*PROMPT*
Reply with one number only: the count of lines below that contain the word "antiterroriste".

--- START OF LISTED ENTRIES ---

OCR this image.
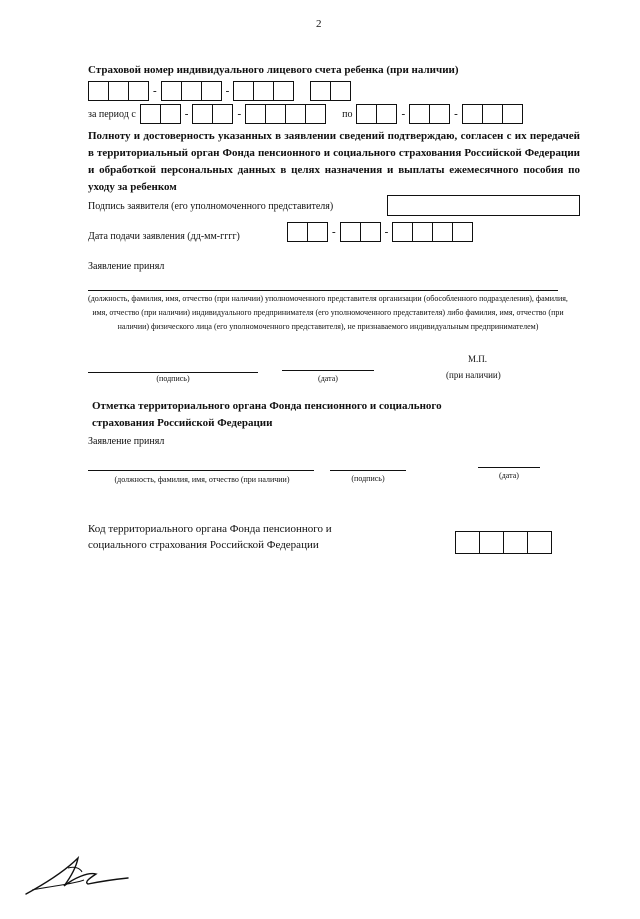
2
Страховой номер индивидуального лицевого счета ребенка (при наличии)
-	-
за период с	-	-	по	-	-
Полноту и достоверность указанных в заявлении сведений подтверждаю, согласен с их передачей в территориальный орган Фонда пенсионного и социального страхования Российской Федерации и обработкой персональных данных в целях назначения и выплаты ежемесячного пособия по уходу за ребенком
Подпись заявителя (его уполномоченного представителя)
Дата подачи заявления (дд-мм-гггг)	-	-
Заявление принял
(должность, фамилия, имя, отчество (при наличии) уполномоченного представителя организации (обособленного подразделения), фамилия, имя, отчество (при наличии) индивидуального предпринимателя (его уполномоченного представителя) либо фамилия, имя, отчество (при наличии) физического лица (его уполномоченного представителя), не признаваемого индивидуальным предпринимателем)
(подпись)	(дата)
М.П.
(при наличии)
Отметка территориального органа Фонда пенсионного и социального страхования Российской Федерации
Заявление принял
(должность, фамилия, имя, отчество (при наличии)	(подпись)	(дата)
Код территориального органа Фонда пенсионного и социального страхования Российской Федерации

--- END OF LISTED ENTRIES ---
--- START OF LISTED ENTRIES ---

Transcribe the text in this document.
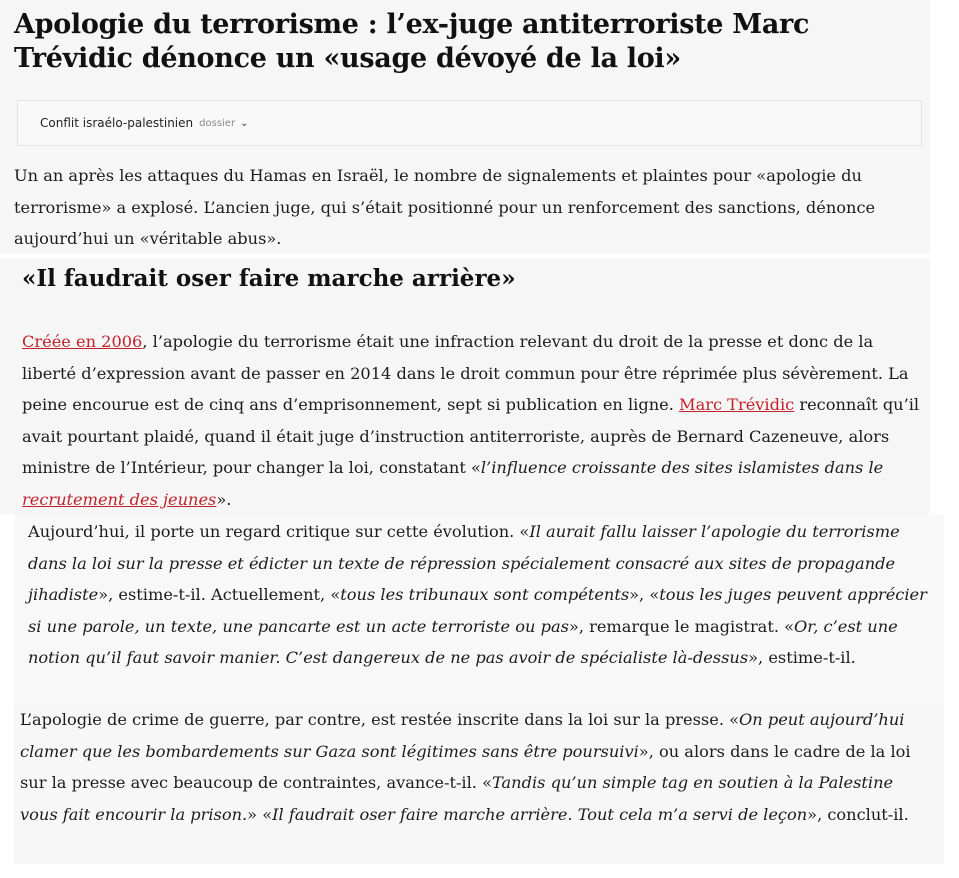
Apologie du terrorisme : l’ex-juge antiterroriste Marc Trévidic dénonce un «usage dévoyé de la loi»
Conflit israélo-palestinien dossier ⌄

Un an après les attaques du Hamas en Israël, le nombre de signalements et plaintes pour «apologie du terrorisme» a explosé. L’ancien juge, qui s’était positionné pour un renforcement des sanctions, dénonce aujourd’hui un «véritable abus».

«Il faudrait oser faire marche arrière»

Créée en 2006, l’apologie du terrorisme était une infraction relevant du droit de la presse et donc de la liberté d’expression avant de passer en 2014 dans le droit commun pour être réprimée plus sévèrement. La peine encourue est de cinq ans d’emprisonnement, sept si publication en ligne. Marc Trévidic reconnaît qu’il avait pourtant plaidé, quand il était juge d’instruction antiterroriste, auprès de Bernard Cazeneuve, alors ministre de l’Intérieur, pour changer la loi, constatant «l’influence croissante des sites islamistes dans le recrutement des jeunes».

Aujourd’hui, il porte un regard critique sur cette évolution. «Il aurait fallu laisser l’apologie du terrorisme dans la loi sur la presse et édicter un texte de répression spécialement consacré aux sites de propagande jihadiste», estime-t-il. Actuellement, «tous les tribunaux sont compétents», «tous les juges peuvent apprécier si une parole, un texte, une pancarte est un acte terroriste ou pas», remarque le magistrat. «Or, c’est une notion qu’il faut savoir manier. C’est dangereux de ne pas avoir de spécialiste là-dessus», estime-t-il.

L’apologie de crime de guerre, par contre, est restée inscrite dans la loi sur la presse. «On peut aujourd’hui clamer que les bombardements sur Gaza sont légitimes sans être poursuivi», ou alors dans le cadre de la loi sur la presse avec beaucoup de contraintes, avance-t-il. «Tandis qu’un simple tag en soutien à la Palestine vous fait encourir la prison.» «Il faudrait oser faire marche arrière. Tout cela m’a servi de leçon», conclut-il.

--- END OF LISTED ENTRIES ---

*THE REPLY*
2